▸ **Challenge**
Return each line containing "University".
--- Records for processing ---
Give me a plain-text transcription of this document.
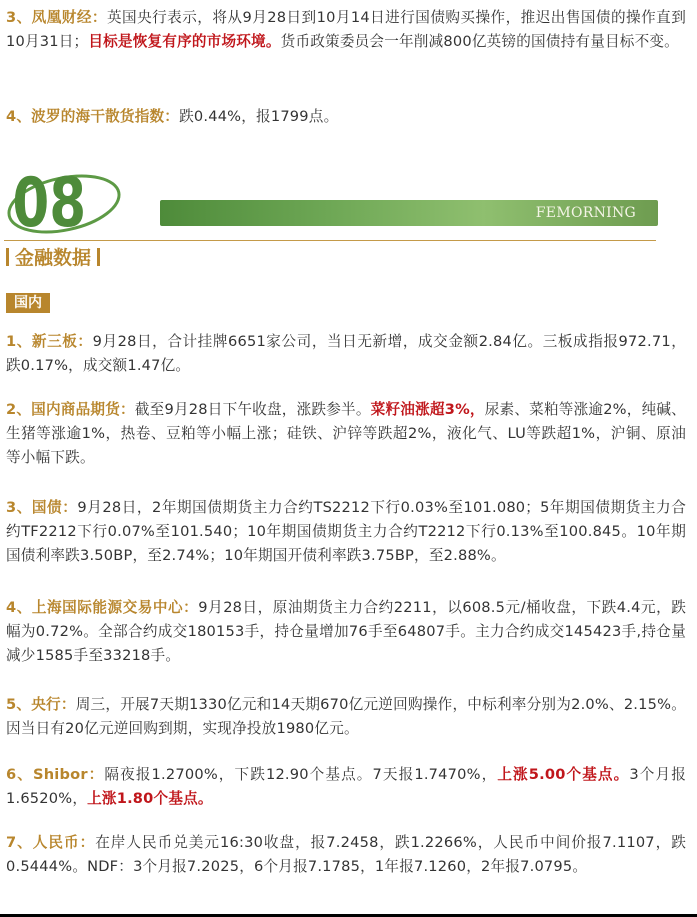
3、凤凰财经：英国央行表示，将从9月28日到10月14日进行国债购买操作，推迟出售国债的操作直到10月31日；目标是恢复有序的市场环境。货币政策委员会一年削减800亿英镑的国债持有量目标不变。

4、波罗的海干散货指数：跌0.44%，报1799点。

08	FEMORNING
金融数据
国内

1、新三板：9月28日，合计挂牌6651家公司，当日无新增，成交金额2.84亿。三板成指报972.71，跌0.17%，成交额1.47亿。

2、国内商品期货：截至9月28日下午收盘，涨跌参半。菜籽油涨超3%，尿素、菜粕等涨逾2%，纯碱、生猪等涨逾1%，热卷、豆粕等小幅上涨；硅铁、沪锌等跌超2%，液化气、LU等跌超1%，沪铜、原油等小幅下跌。

3、国债：9月28日，2年期国债期货主力合约TS2212下行0.03%至101.080；5年期国债期货主力合约TF2212下行0.07%至101.540；10年期国债期货主力合约T2212下行0.13%至100.845。10年期国债利率跌3.50BP，至2.74%；10年期国开债利率跌3.75BP，至2.88%。

4、上海国际能源交易中心：9月28日，原油期货主力合约2211，以608.5元/桶收盘，下跌4.4元，跌幅为0.72%。全部合约成交180153手，持仓量增加76手至64807手。主力合约成交145423手,持仓量减少1585手至33218手。

5、央行：周三，开展7天期1330亿元和14天期670亿元逆回购操作，中标利率分别为2.0%、2.15%。因当日有20亿元逆回购到期，实现净投放1980亿元。

6、Shibor：隔夜报1.2700%，下跌12.90个基点。7天报1.7470%，上涨5.00个基点。3个月报1.6520%，上涨1.80个基点。

7、人民币：在岸人民币兑美元16:30收盘，报7.2458，跌1.2266%，人民币中间价报7.1107，跌0.5444%。NDF：3个月报7.2025，6个月报7.1785，1年报7.1260，2年报7.0795。
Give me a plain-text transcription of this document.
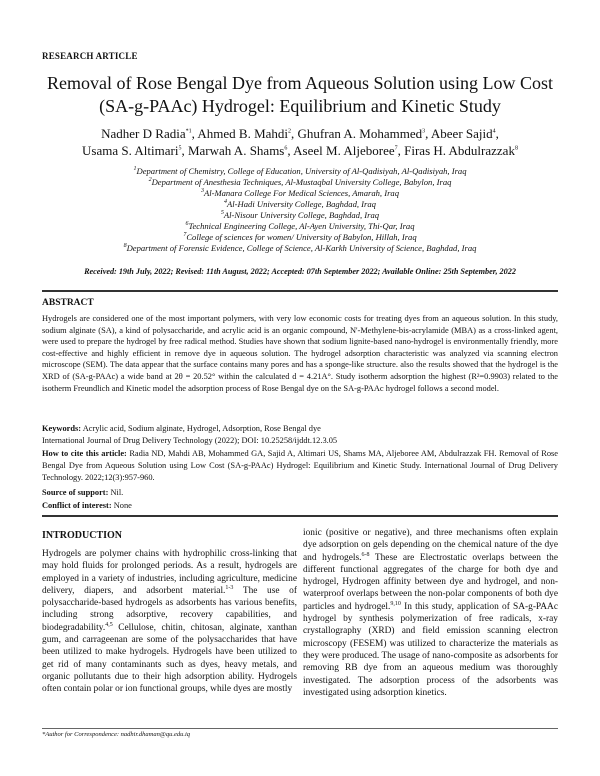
RESEARCH ARTICLE
Removal of Rose Bengal Dye from Aqueous Solution using Low Cost (SA-g-PAAc) Hydrogel: Equilibrium and Kinetic Study
Nadher D Radia$^{*1}$, Ahmed B. Mahdi$^2$, Ghufran A. Mohammed$^3$, Abeer Sajid$^4$,
Usama S. Altimari$^5$, Marwah A. Shams$^6$, Aseel M. Aljeboree$^7$, Firas H. Abdulrazzak$^8$
$^1$Department of Chemistry, College of Education, University of Al-Qadisiyah, Al-Qadisiyah, Iraq
$^2$Department of Anesthesia Techniques, Al-Mustaqbal University College, Babylon, Iraq
$^3$Al-Manara College For Medical Sciences, Amarah, Iraq
$^4$Al-Hadi University College, Baghdad, Iraq
$^5$Al-Nisour University College, Baghdad, Iraq
$^6$Technical Engineering College, Al-Ayen University, Thi-Qar, Iraq
$^7$College of sciences for women/ University of Babylon, Hillah, Iraq
$^8$Department of Forensic Evidence, College of Science, Al-Karkh University of Science, Baghdad, Iraq
Received: 19th July, 2022; Revised: 11th August, 2022; Accepted: 07th September 2022; Available Online: 25th September, 2022
ABSTRACT
Hydrogels are considered one of the most important polymers, with very low economic costs for treating dyes from an aqueous solution. In this study, sodium alginate (SA), a kind of polysaccharide, and acrylic acid is an organic compound, N'-Methylene-bis-acrylamide (MBA) as a cross-linked agent, were used to prepare the hydrogel by free radical method. Studies have shown that sodium lignite-based nano-hydrogel is environmentally friendly, more cost-effective and highly efficient in remove dye in aqueous solution. The hydrogel adsorption characteristic was analyzed via scanning electron microscope (SEM). The data appear that the surface contains many pores and has a sponge-like structure. also the results showed that the hydrogel is the XRD of (SA-g-PAAc) a wide band at 2θ = 20.52° within the calculated d = 4.21A°. Study isotherm adsorption the highest (R²=0.9903) related to the isotherm Freundlich and Kinetic model the adsorption process of Rose Bengal dye on the SA-g-PAAc hydrogel follows a second model.
Keywords: Acrylic acid, Sodium alginate, Hydrogel, Adsorption, Rose Bengal dye
International Journal of Drug Delivery Technology (2022); DOI: 10.25258/ijddt.12.3.05
How to cite this article: Radia ND, Mahdi AB, Mohammed GA, Sajid A, Altimari US, Shams MA, Aljeboree AM, Abdulrazzak FH. Removal of Rose Bengal Dye from Aqueous Solution using Low Cost (SA-g-PAAc) Hydrogel: Equilibrium and Kinetic Study. International Journal of Drug Delivery Technology. 2022;12(3):957-960.
Source of support: Nil.
Conflict of interest: None
INTRODUCTION
Hydrogels are polymer chains with hydrophilic cross-linking that may hold fluids for prolonged periods. As a result, hydrogels are employed in a variety of industries, including agriculture, medicine delivery, diapers, and adsorbent material.$^{1-3}$ The use of polysaccharide-based hydrogels as adsorbents has various benefits, including strong adsorptive, recovery capabilities, and biodegradability.$^{4,5}$ Cellulose, chitin, chitosan, alginate, xanthan gum, and carrageenan are some of the polysaccharides that have been utilized to make hydrogels. Hydrogels have been utilized to get rid of many contaminants such as dyes, heavy metals, and organic pollutants due to their high adsorption ability. Hydrogels often contain polar or ion functional groups, while dyes are mostly
ionic (positive or negative), and three mechanisms often explain dye adsorption on gels depending on the chemical nature of the dye and hydrogels.$^{6-8}$ These are Electrostatic overlaps between the different functional aggregates of the charge for both dye and hydrogel, Hydrogen affinity between dye and hydrogel, and non-waterproof overlaps between the non-polar components of both dye particles and hydrogel.$^{9,10}$ In this study, application of SA-g-PAAc hydrogel by synthesis polymerization of free radicals, x-ray crystallography (XRD) and field emission scanning electron microscopy (FESEM) was utilized to characterize the materials as they were produced. The usage of nano-composite as adsorbents for removing RB dye from an aqueous medium was thoroughly investigated. The adsorption process of the adsorbents was investigated using adsorption kinetics.
*Author for Correspondence: nadhir.dhaman@qu.edu.iq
---
▸ **Complete output**
$^1$Department of Chemistry, College of Education, University of Al-Qadisiyah, Al-Qadisiyah, Iraq
$^2$Department of Anesthesia Techniques, Al-Mustaqbal University College, Babylon, Iraq
$^4$Al-Hadi University College, Baghdad, Iraq
$^5$Al-Nisour University College, Baghdad, Iraq
$^6$Technical Engineering College, Al-Ayen University, Thi-Qar, Iraq
$^7$College of sciences for women/ University of Babylon, Hillah, Iraq
$^8$Department of Forensic Evidence, College of Science, Al-Karkh University of Science, Baghdad, Iraq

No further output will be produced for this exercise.